Exercise description =>
Write out every line below that includes the word "name".

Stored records
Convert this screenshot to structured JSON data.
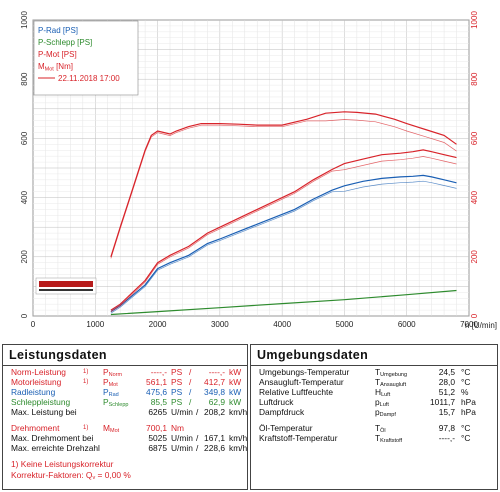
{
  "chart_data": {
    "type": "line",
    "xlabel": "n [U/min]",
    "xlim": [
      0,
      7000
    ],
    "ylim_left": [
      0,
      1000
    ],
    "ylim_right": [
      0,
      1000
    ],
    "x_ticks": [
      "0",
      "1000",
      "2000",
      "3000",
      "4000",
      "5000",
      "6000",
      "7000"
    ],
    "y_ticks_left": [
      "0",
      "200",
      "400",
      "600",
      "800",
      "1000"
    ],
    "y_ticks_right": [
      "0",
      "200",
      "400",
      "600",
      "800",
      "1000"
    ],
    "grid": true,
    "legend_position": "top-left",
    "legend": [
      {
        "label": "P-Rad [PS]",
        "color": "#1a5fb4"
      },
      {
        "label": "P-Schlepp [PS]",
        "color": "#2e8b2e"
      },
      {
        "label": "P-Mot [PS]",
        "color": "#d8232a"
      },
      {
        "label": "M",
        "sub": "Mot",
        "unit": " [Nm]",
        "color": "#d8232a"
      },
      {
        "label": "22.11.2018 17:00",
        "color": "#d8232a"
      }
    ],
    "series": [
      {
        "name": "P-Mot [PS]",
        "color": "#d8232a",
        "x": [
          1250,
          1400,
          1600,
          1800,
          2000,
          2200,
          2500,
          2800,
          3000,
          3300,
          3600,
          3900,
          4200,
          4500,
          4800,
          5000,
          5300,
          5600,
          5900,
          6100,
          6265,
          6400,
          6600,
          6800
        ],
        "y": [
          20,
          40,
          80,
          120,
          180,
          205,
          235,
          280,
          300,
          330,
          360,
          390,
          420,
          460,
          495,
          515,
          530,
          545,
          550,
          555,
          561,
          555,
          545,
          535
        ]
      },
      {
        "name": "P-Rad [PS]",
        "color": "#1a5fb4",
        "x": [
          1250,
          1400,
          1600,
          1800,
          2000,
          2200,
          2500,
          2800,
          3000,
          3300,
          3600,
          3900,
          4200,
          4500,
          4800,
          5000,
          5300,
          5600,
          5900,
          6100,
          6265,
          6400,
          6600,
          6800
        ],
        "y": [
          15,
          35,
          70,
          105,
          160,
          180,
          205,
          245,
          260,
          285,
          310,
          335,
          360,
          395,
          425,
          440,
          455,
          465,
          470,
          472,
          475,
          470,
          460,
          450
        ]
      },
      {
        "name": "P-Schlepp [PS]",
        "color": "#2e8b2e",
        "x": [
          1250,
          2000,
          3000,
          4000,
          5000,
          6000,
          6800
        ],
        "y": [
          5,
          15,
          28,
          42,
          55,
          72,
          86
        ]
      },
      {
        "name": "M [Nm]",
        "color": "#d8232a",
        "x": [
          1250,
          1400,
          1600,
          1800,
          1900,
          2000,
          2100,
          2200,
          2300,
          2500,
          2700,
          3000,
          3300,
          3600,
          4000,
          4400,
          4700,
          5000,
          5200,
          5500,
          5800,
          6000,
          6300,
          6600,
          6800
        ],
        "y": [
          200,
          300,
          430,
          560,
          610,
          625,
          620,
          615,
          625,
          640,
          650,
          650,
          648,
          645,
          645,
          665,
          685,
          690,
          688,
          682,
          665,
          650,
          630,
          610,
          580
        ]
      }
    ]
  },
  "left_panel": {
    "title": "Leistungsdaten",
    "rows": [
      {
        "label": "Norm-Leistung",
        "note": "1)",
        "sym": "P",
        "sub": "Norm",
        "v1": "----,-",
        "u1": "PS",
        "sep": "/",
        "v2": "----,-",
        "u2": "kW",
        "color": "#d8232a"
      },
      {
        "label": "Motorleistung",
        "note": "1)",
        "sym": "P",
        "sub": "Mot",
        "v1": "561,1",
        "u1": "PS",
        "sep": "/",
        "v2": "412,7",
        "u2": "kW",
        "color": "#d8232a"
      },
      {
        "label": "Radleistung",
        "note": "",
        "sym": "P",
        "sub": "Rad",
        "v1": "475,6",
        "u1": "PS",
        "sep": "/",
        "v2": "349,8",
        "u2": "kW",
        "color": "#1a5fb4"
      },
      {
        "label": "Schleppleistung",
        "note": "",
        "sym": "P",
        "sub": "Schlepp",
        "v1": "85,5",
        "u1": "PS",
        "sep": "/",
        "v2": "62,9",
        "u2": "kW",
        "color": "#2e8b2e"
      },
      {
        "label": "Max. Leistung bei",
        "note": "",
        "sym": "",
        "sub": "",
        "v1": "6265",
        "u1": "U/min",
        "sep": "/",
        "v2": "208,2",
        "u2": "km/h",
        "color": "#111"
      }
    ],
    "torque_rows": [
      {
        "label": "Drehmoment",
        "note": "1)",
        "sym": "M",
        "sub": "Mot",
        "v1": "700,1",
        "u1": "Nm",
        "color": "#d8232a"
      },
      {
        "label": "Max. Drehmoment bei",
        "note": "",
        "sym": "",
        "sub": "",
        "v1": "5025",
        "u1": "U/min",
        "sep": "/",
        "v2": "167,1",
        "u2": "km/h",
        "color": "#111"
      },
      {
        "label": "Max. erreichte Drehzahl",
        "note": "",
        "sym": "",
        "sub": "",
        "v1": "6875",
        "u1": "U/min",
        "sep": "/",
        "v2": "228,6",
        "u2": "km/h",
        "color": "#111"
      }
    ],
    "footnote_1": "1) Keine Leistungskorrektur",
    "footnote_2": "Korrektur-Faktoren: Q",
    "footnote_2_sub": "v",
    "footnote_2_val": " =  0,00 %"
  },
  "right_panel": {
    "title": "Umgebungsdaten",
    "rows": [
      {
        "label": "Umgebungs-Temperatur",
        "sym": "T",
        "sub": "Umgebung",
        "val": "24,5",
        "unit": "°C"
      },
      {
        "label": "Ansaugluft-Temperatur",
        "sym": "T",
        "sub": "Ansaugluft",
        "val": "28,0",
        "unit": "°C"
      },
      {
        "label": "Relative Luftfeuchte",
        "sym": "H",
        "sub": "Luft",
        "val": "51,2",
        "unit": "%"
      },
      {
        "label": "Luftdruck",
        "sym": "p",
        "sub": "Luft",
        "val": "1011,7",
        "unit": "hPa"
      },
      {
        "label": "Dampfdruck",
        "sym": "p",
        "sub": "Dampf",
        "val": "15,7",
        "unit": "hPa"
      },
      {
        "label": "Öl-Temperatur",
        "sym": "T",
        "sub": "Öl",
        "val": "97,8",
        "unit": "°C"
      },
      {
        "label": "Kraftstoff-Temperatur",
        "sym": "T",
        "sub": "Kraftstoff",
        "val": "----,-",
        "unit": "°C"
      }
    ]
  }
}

...

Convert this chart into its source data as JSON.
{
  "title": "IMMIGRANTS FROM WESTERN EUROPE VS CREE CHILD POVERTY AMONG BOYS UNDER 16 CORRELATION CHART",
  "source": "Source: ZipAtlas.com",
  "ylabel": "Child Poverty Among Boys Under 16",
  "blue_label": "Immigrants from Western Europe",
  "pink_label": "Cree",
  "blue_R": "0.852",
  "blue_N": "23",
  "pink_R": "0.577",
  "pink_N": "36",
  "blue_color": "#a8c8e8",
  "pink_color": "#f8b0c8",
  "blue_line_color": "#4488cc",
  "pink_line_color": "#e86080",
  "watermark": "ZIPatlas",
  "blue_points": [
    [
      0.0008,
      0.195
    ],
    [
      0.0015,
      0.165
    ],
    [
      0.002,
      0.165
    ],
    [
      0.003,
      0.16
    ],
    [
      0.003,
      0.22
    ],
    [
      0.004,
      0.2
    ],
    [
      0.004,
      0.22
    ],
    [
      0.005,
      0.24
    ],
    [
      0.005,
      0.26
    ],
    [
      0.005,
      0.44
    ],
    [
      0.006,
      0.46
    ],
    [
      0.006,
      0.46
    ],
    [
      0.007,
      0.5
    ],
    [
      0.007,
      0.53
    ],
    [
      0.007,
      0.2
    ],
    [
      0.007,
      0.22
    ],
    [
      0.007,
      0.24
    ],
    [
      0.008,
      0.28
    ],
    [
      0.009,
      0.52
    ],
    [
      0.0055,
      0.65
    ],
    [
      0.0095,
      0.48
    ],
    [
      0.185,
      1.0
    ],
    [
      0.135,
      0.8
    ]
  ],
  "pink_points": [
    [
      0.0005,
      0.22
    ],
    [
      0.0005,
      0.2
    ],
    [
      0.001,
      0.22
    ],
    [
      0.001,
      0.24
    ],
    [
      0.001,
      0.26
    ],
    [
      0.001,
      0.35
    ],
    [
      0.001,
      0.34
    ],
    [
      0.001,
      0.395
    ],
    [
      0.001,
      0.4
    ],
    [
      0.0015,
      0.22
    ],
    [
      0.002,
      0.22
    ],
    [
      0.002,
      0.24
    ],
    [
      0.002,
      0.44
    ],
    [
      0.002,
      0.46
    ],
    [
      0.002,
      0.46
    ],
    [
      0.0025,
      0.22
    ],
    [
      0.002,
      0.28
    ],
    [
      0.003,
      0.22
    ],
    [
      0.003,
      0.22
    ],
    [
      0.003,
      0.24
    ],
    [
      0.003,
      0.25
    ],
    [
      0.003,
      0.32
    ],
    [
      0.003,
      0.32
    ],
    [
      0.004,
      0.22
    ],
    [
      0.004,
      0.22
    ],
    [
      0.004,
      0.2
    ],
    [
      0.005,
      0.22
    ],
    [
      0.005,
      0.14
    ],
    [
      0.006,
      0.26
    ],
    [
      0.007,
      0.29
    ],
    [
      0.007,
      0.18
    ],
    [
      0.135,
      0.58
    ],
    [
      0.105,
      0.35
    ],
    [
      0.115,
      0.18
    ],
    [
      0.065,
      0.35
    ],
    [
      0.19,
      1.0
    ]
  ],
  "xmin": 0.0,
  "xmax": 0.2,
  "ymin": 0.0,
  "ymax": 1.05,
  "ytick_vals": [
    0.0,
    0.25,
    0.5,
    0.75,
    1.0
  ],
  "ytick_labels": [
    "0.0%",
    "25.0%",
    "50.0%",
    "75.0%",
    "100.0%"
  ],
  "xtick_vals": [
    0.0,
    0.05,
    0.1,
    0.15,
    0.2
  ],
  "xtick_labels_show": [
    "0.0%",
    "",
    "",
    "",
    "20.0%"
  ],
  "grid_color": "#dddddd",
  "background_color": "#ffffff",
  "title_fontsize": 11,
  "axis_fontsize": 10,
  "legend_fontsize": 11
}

Complete response =>
        "name": "P-Mot [PS]",
        "name": "P-Rad [PS]",
        "name": "P-Schlepp [PS]",
        "name": "M [Nm]",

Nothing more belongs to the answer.